**AUSGEWÄHLTER AUSZUG**
WIE LUFT ZUM ATMEN
* FOKUS UKRAINE *
Ein Gespräch zum Ukraine Krieg mit dem Historiker Philipp Ther.
Rita Capka: Herr Professor Ther, vor mir liegt Ihr Buch „Die neue Ordnung auf dem alten Kontinent.” Eine Geschichte des neoliberalen Europa aus dem Jahr 2014. Sie haben damals die Situation richtig eingeschätzt und vieles von dem, was wir heute erleben, vorhergesehen.
Philipp Ther: Die Gefahr war schon damals gegeben, seit dem verdeckten russischen Einmarsch im Donbas 2014. Diesen Krieg hat Putin immer weitergeführt.
Sie sagten, dass die russische Regierung an einem post-imperialen Minderwertigkeitskomplex leide. Hängt das zusammen mit den Transformationsprozessen des Ostens, die 1989 begonnen haben?

**AUFGABE 1**
Schreibe die Zeilen des Datensatzes wortgetreu ab, und zwar alles von der ersten Zeile bis hinunter zu der Zeile mit „product-name[interactable]: Fruit 1: [545, 1397, 578, 1410]“, beide eingeschlossen.
Das Interview und die Zeilen haben inhaltlich nichts miteinander zu tun.

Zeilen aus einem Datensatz
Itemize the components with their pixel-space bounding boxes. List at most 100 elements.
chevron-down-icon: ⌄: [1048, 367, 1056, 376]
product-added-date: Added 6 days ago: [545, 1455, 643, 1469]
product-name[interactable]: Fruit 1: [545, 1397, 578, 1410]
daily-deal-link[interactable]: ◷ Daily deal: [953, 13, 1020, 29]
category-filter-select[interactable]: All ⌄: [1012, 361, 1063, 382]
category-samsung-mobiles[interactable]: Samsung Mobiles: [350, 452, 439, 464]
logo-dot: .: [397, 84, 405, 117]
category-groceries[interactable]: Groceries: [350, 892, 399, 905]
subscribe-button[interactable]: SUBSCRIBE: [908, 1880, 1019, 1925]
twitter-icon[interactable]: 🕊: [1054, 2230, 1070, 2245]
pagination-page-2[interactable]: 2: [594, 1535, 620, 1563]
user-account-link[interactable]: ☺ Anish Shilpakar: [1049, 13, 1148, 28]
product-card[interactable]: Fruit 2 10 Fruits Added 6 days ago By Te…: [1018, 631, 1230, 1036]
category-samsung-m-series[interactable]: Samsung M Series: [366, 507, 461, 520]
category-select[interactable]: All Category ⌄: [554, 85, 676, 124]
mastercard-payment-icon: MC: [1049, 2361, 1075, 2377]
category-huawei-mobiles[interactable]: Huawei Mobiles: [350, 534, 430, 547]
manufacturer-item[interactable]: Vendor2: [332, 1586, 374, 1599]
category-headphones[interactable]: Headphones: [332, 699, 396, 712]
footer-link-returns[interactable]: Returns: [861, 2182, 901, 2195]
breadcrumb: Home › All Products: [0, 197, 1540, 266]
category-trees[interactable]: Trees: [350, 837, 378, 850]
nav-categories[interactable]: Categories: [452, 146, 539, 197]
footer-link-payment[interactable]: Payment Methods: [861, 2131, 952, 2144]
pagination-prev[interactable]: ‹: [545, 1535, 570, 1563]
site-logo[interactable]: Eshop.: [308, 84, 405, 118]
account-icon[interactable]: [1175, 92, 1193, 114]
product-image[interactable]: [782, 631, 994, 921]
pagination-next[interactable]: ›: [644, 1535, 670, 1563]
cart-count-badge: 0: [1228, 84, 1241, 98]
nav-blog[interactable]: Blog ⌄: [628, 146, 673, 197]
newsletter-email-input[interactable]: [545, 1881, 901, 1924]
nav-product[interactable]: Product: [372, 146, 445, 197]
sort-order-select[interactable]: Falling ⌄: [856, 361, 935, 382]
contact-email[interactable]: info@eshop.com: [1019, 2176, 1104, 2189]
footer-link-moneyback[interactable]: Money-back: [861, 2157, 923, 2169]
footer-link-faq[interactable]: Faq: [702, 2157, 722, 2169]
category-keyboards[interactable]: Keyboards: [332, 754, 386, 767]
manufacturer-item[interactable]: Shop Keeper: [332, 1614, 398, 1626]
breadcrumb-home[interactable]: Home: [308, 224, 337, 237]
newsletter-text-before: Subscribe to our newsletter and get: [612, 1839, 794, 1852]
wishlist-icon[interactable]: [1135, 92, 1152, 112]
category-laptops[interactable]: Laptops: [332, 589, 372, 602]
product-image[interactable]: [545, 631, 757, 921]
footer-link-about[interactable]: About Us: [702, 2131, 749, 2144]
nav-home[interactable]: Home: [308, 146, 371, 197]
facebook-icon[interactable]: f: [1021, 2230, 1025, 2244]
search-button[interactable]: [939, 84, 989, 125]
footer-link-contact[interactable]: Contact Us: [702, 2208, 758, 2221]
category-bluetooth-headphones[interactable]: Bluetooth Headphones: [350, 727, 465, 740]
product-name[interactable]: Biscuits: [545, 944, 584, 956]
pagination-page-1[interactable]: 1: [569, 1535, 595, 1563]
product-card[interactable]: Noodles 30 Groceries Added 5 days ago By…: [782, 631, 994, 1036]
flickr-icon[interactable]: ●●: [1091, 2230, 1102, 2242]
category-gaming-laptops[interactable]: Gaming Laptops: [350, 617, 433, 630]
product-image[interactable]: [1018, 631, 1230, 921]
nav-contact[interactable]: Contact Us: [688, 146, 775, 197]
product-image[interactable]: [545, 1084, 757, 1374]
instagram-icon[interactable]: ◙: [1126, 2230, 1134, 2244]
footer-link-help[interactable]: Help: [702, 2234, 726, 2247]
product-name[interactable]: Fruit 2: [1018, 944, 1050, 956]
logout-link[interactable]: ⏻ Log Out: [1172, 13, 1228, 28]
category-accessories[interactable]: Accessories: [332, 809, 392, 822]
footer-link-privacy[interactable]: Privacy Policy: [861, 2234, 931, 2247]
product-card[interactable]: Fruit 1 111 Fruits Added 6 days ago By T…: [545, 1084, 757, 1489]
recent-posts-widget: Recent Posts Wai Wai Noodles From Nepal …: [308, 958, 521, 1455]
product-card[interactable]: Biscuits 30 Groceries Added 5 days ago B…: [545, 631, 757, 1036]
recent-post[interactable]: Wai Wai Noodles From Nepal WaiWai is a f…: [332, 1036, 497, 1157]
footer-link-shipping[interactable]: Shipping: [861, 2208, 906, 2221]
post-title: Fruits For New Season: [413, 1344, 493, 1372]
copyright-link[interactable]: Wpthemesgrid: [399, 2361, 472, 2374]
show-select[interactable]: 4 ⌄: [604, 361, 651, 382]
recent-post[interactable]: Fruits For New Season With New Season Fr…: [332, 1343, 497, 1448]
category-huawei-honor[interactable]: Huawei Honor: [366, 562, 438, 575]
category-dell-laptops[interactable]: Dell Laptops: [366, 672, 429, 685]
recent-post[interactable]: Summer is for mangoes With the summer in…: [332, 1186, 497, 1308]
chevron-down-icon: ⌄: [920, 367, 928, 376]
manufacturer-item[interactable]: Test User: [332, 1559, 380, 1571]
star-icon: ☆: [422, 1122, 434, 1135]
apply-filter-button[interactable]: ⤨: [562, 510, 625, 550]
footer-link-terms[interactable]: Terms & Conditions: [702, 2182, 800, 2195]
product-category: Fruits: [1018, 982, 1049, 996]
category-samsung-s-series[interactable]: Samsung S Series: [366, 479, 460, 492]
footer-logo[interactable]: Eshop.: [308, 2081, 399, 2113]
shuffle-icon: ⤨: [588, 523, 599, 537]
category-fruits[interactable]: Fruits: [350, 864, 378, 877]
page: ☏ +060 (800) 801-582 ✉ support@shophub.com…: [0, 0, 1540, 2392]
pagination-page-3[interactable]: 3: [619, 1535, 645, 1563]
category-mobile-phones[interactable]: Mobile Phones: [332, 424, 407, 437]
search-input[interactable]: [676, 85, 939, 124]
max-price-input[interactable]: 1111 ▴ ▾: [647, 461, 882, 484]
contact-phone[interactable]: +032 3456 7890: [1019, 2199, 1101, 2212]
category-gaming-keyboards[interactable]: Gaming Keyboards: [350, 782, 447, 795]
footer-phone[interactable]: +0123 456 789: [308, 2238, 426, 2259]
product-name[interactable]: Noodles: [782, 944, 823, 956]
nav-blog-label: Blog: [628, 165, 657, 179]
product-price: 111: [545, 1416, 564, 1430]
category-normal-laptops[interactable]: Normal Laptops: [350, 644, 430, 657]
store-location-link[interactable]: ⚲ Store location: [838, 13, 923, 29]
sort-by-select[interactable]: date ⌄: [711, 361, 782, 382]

**AUFGABE 2**
Gib aus dem Interview alles von „Rita Capka: Herr“ bis hinunter zu „1989 begonnen haben?“ wieder und tausche dabei „Donbas“ gegen „Donezbecken“ aus.

**ANTWORT 1**
Itemize the components with their pixel-space bounding boxes. List at most 100 elements.
chevron-down-icon: ⌄: [1048, 367, 1056, 376]
product-added-date: Added 6 days ago: [545, 1455, 643, 1469]
product-name[interactable]: Fruit 1: [545, 1397, 578, 1410]

**ANTWORT 2**
Rita Capka: Herr Professor Ther, vor mir liegt Ihr Buch „Die neue Ordnung auf dem alten Kontinent.” Eine Geschichte des neoliberalen Europa aus dem Jahr 2014. Sie haben damals die Situation richtig eingeschätzt und vieles von dem, was wir heute erleben, vorhergesehen.
Philipp Ther: Die Gefahr war schon damals gegeben, seit dem verdeckten russischen Einmarsch im Donezbecken 2014. Diesen Krieg hat Putin immer weitergeführt.
Sie sagten, dass die russische Regierung an einem post-imperialen Minderwertigkeitskomplex leide. Hängt das zusammen mit den Transformationsprozessen des Ostens, die 1989 begonnen haben?